• [RAW RECORDS]:
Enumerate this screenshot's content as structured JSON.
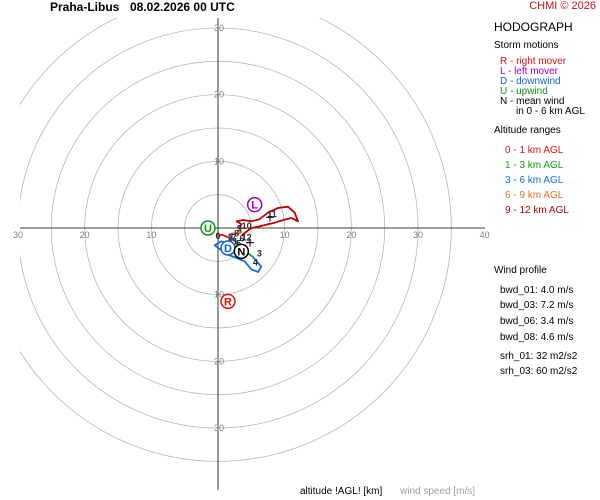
{
  "header": {
    "station": "Praha-Libus",
    "time": "08.02.2026 00 UTC",
    "credit": "CHMI © 2026"
  },
  "legend": {
    "title": "HODOGRAPH",
    "storm_title": "Storm motions",
    "storm_items": [
      {
        "text": "R - right mover",
        "color": "#e01010"
      },
      {
        "text": "L - left mover",
        "color": "#a000c0"
      },
      {
        "text": "D - downwind",
        "color": "#1060d0"
      },
      {
        "text": "U - upwind",
        "color": "#109010"
      },
      {
        "text": "N - mean wind",
        "color": "#000000"
      },
      {
        "text": "in 0 - 6 km AGL",
        "color": "#000000"
      }
    ],
    "alt_title": "Altitude ranges",
    "alt_items": [
      {
        "text": "0 - 1 km AGL",
        "color": "#e01010"
      },
      {
        "text": "1 - 3 km AGL",
        "color": "#10a010"
      },
      {
        "text": "3 - 6 km AGL",
        "color": "#1070e0"
      },
      {
        "text": "6 - 9 km AGL",
        "color": "#e07020"
      },
      {
        "text": "9 - 12 km AGL",
        "color": "#c00000"
      }
    ],
    "wind_profile_title": "Wind profile",
    "wind_profile": [
      "bwd_01: 4.0 m/s",
      "bwd_03: 7.2 m/s",
      "bwd_06: 3.4 m/s",
      "bwd_08: 4.6 m/s",
      "srh_01: 32 m2/s2",
      "srh_03: 60 m2/s2"
    ]
  },
  "footer": {
    "altitude_label": "altitude !AGL! [km]",
    "wind_speed_label": "wind speed [m/s]"
  },
  "chart_data": {
    "type": "hodograph",
    "rings": [
      5,
      10,
      15,
      20,
      25,
      30,
      35
    ],
    "axis_tick_labels": [
      "10",
      "20",
      "30",
      "40"
    ],
    "range": [
      -30,
      40
    ],
    "storm_markers": [
      {
        "label": "R",
        "u": 1.5,
        "v": -11.0,
        "color": "#e01010"
      },
      {
        "label": "L",
        "u": 5.5,
        "v": 3.5,
        "color": "#a000c0"
      },
      {
        "label": "D",
        "u": 1.5,
        "v": -3.0,
        "color": "#1060d0"
      },
      {
        "label": "U",
        "u": -1.5,
        "v": 0.0,
        "color": "#109010"
      },
      {
        "label": "N",
        "u": 3.5,
        "v": -3.5,
        "color": "#000000"
      }
    ],
    "series": [
      {
        "name": "0 - 1 km AGL",
        "color": "#e01010",
        "points": [
          [
            0.0,
            -1.2
          ],
          [
            0.6,
            -1.0
          ],
          [
            1.3,
            -1.3
          ],
          [
            2.0,
            -1.6
          ],
          [
            2.6,
            -2.0
          ]
        ]
      },
      {
        "name": "1 - 3 km AGL",
        "color": "#10a010",
        "points": [
          [
            2.6,
            -2.0
          ],
          [
            3.2,
            -2.6
          ],
          [
            4.0,
            -3.4
          ],
          [
            4.8,
            -4.0
          ],
          [
            5.2,
            -4.3
          ]
        ]
      },
      {
        "name": "3 - 6 km AGL",
        "color": "#1070e0",
        "points": [
          [
            5.2,
            -4.3
          ],
          [
            5.8,
            -5.0
          ],
          [
            6.5,
            -5.8
          ],
          [
            6.0,
            -6.6
          ],
          [
            5.0,
            -6.2
          ],
          [
            4.0,
            -5.0
          ],
          [
            2.8,
            -4.5
          ],
          [
            1.5,
            -4.0
          ],
          [
            0.3,
            -3.2
          ],
          [
            -0.5,
            -2.6
          ],
          [
            0.5,
            -2.0
          ],
          [
            1.5,
            -2.3
          ],
          [
            2.2,
            -1.6
          ],
          [
            1.6,
            -1.0
          ]
        ]
      },
      {
        "name": "6 - 9 km AGL",
        "color": "#e07020",
        "points": [
          [
            1.6,
            -1.0
          ],
          [
            2.2,
            -0.8
          ],
          [
            3.0,
            -0.9
          ],
          [
            3.5,
            -0.6
          ],
          [
            3.2,
            -0.1
          ]
        ]
      },
      {
        "name": "9 - 12 km AGL",
        "color": "#c00000",
        "points": [
          [
            3.2,
            -0.1
          ],
          [
            3.5,
            0.6
          ],
          [
            2.8,
            1.0
          ],
          [
            3.8,
            1.2
          ],
          [
            5.0,
            1.0
          ],
          [
            6.2,
            1.3
          ],
          [
            7.5,
            2.3
          ],
          [
            9.0,
            3.0
          ],
          [
            10.5,
            3.2
          ],
          [
            11.5,
            2.3
          ],
          [
            12.0,
            1.0
          ],
          [
            11.0,
            1.5
          ],
          [
            9.8,
            1.2
          ],
          [
            8.5,
            0.8
          ],
          [
            7.2,
            0.5
          ],
          [
            6.0,
            0.2
          ],
          [
            5.0,
            0.0
          ],
          [
            4.2,
            -0.6
          ],
          [
            3.6,
            -1.1
          ]
        ]
      }
    ],
    "height_labels": [
      {
        "label": "0",
        "u": 0.0,
        "v": -1.2
      },
      {
        "label": "1",
        "u": 2.6,
        "v": -2.0
      },
      {
        "label": "2",
        "u": 1.9,
        "v": -1.4
      },
      {
        "label": "3",
        "u": 6.2,
        "v": -3.8
      },
      {
        "label": "4",
        "u": 5.6,
        "v": -5.2
      },
      {
        "label": "5",
        "u": 3.1,
        "v": -2.3
      },
      {
        "label": "6",
        "u": 3.6,
        "v": -1.6
      },
      {
        "label": "7",
        "u": 2.4,
        "v": -1.4
      },
      {
        "label": "8",
        "u": 2.8,
        "v": -0.8
      },
      {
        "label": "9",
        "u": 3.2,
        "v": -0.1
      },
      {
        "label": "10",
        "u": 4.3,
        "v": 0.3
      },
      {
        "label": "11",
        "u": 8.1,
        "v": 2.1
      },
      {
        "label": "12",
        "u": 4.3,
        "v": -1.4
      }
    ]
  }
}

• [TASK DESCRIPTION]: Do not include images; quote all of the entries above exactly.

• [RESULT FOR THIS EXERCISE]:
Enumerate this screenshot's content as structured JSON.
{
  "header": {
    "station": "Praha-Libus",
    "time": "08.02.2026 00 UTC",
    "credit": "CHMI © 2026"
  },
  "legend": {
    "title": "HODOGRAPH",
    "storm_title": "Storm motions",
    "storm_items": [
      {
        "text": "R - right mover",
        "color": "#e01010"
      },
      {
        "text": "L - left mover",
        "color": "#a000c0"
      },
      {
        "text": "D - downwind",
        "color": "#1060d0"
      },
      {
        "text": "U - upwind",
        "color": "#109010"
      },
      {
        "text": "N - mean wind",
        "color": "#000000"
      },
      {
        "text": "in 0 - 6 km AGL",
        "color": "#000000"
      }
    ],
    "alt_title": "Altitude ranges",
    "alt_items": [
      {
        "text": "0 - 1 km AGL",
        "color": "#e01010"
      },
      {
        "text": "1 - 3 km AGL",
        "color": "#10a010"
      },
      {
        "text": "3 - 6 km AGL",
        "color": "#1070e0"
      },
      {
        "text": "6 - 9 km AGL",
        "color": "#e07020"
      },
      {
        "text": "9 - 12 km AGL",
        "color": "#c00000"
      }
    ],
    "wind_profile_title": "Wind profile",
    "wind_profile": [
      "bwd_01: 4.0 m/s",
      "bwd_03: 7.2 m/s",
      "bwd_06: 3.4 m/s",
      "bwd_08: 4.6 m/s",
      "srh_01: 32 m2/s2",
      "srh_03: 60 m2/s2"
    ]
  },
  "footer": {
    "altitude_label": "altitude !AGL! [km]",
    "wind_speed_label": "wind speed [m/s]"
  },
  "chart_data": {
    "type": "hodograph",
    "rings": [
      5,
      10,
      15,
      20,
      25,
      30,
      35
    ],
    "axis_tick_labels": [
      "10",
      "20",
      "30",
      "40"
    ],
    "range": [
      -30,
      40
    ],
    "storm_markers": [
      {
        "label": "R",
        "u": 1.5,
        "v": -11.0,
        "color": "#e01010"
      },
      {
        "label": "L",
        "u": 5.5,
        "v": 3.5,
        "color": "#a000c0"
      },
      {
        "label": "D",
        "u": 1.5,
        "v": -3.0,
        "color": "#1060d0"
      },
      {
        "label": "U",
        "u": -1.5,
        "v": 0.0,
        "color": "#109010"
      },
      {
        "label": "N",
        "u": 3.5,
        "v": -3.5,
        "color": "#000000"
      }
    ],
    "series": [
      {
        "name": "0 - 1 km AGL",
        "color": "#e01010",
        "points": [
          [
            0.0,
            -1.2
          ],
          [
            0.6,
            -1.0
          ],
          [
            1.3,
            -1.3
          ],
          [
            2.0,
            -1.6
          ],
          [
            2.6,
            -2.0
          ]
        ]
      },
      {
        "name": "1 - 3 km AGL",
        "color": "#10a010",
        "points": [
          [
            2.6,
            -2.0
          ],
          [
            3.2,
            -2.6
          ],
          [
            4.0,
            -3.4
          ],
          [
            4.8,
            -4.0
          ],
          [
            5.2,
            -4.3
          ]
        ]
      },
      {
        "name": "3 - 6 km AGL",
        "color": "#1070e0",
        "points": [
          [
            5.2,
            -4.3
          ],
          [
            5.8,
            -5.0
          ],
          [
            6.5,
            -5.8
          ],
          [
            6.0,
            -6.6
          ],
          [
            5.0,
            -6.2
          ],
          [
            4.0,
            -5.0
          ],
          [
            2.8,
            -4.5
          ],
          [
            1.5,
            -4.0
          ],
          [
            0.3,
            -3.2
          ],
          [
            -0.5,
            -2.6
          ],
          [
            0.5,
            -2.0
          ],
          [
            1.5,
            -2.3
          ],
          [
            2.2,
            -1.6
          ],
          [
            1.6,
            -1.0
          ]
        ]
      },
      {
        "name": "6 - 9 km AGL",
        "color": "#e07020",
        "points": [
          [
            1.6,
            -1.0
          ],
          [
            2.2,
            -0.8
          ],
          [
            3.0,
            -0.9
          ],
          [
            3.5,
            -0.6
          ],
          [
            3.2,
            -0.1
          ]
        ]
      },
      {
        "name": "9 - 12 km AGL",
        "color": "#c00000",
        "points": [
          [
            3.2,
            -0.1
          ],
          [
            3.5,
            0.6
          ],
          [
            2.8,
            1.0
          ],
          [
            3.8,
            1.2
          ],
          [
            5.0,
            1.0
          ],
          [
            6.2,
            1.3
          ],
          [
            7.5,
            2.3
          ],
          [
            9.0,
            3.0
          ],
          [
            10.5,
            3.2
          ],
          [
            11.5,
            2.3
          ],
          [
            12.0,
            1.0
          ],
          [
            11.0,
            1.5
          ],
          [
            9.8,
            1.2
          ],
          [
            8.5,
            0.8
          ],
          [
            7.2,
            0.5
          ],
          [
            6.0,
            0.2
          ],
          [
            5.0,
            0.0
          ],
          [
            4.2,
            -0.6
          ],
          [
            3.6,
            -1.1
          ]
        ]
      }
    ],
    "height_labels": [
      {
        "label": "0",
        "u": 0.0,
        "v": -1.2
      },
      {
        "label": "1",
        "u": 2.6,
        "v": -2.0
      },
      {
        "label": "2",
        "u": 1.9,
        "v": -1.4
      },
      {
        "label": "3",
        "u": 6.2,
        "v": -3.8
      },
      {
        "label": "4",
        "u": 5.6,
        "v": -5.2
      },
      {
        "label": "5",
        "u": 3.1,
        "v": -2.3
      },
      {
        "label": "6",
        "u": 3.6,
        "v": -1.6
      },
      {
        "label": "7",
        "u": 2.4,
        "v": -1.4
      },
      {
        "label": "8",
        "u": 2.8,
        "v": -0.8
      },
      {
        "label": "9",
        "u": 3.2,
        "v": -0.1
      },
      {
        "label": "10",
        "u": 4.3,
        "v": 0.3
      },
      {
        "label": "11",
        "u": 8.1,
        "v": 2.1
      },
      {
        "label": "12",
        "u": 4.3,
        "v": -1.4
      }
    ]
  }
}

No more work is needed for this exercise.